• _Objective_
Reproduce every record below exactly as written, leaving out any pictures.

• _Dataset content_

▼

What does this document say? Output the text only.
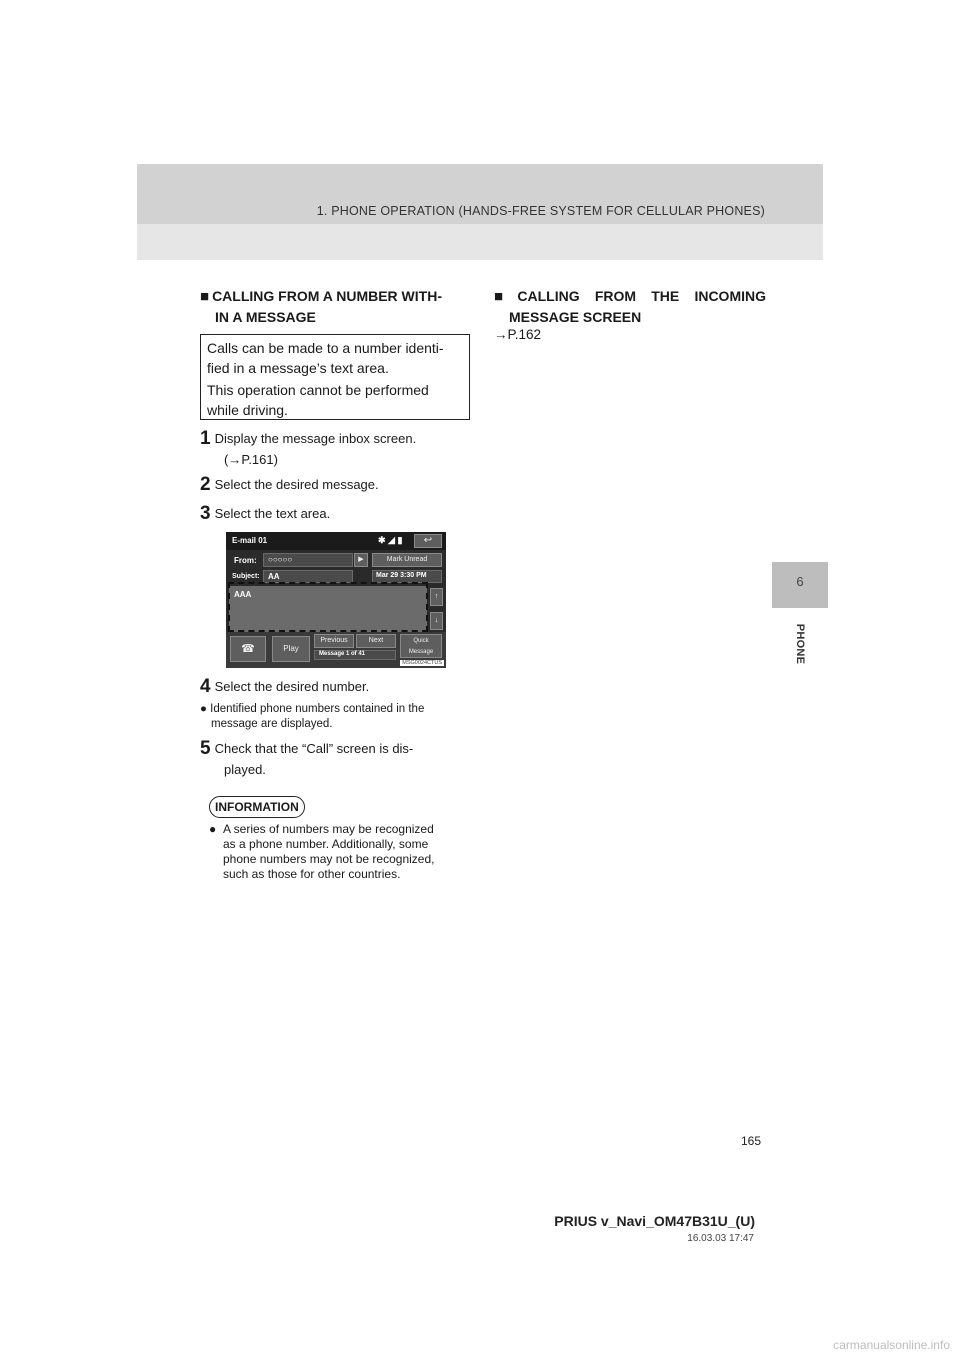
1. PHONE OPERATION (HANDS-FREE SYSTEM FOR CELLULAR PHONES)
6
PHONE
■ CALLING FROM A NUMBER WITH-
IN A MESSAGE

Calls can be made to a number identi-

fied in a message’s text area.

This operation cannot be performed

while driving.

1 Display the message inbox screen.
(→P.161)
2 Select the desired message.
3 Select the text area.
E-mail 01	✱ ◢ ▮	↩
From: ○○○○○	▶	Mark Unread
Subject: AA	Mar 29 3:30 PM
AAA	↑
↓
☎	Play
Previous	Next
Message 1 of 41
Quick Message
MSG0024CTUS
4 Select the desired number.
● Identified phone numbers contained in the
message are displayed.
5 Check that the “Call” screen is dis-
played.
INFORMATION
● A series of numbers may be recognized
as a phone number. Additionally, some
phone numbers may not be recognized,
such as those for other countries.
■ CALLING FROM THE INCOMING
MESSAGE SCREEN
→P.162
165
PRIUS v_Navi_OM47B31U_(U)
16.03.03 17:47
carmanualsonline.info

▲

• _Reply to the task_
What does this document say? Output the text only.
1. PHONE OPERATION (HANDS-FREE SYSTEM FOR CELLULAR PHONES)
6
PHONE
■ CALLING FROM A NUMBER WITH-
IN A MESSAGE

Calls can be made to a number identi-

fied in a message’s text area.

This operation cannot be performed

while driving.

1 Display the message inbox screen.
(→P.161)
2 Select the desired message.
3 Select the text area.
E-mail 01	✱ ◢ ▮	↩
From: ○○○○○	▶	Mark Unread
Subject: AA	Mar 29 3:30 PM
AAA	↑
↓
☎	Play
Previous	Next
Message 1 of 41
Quick Message
MSG0024CTUS
4 Select the desired number.
● Identified phone numbers contained in the
message are displayed.
5 Check that the “Call” screen is dis-
played.
INFORMATION
● A series of numbers may be recognized
as a phone number. Additionally, some
phone numbers may not be recognized,
such as those for other countries.
■ CALLING FROM THE INCOMING
MESSAGE SCREEN
→P.162
165
PRIUS v_Navi_OM47B31U_(U)
16.03.03 17:47
carmanualsonline.info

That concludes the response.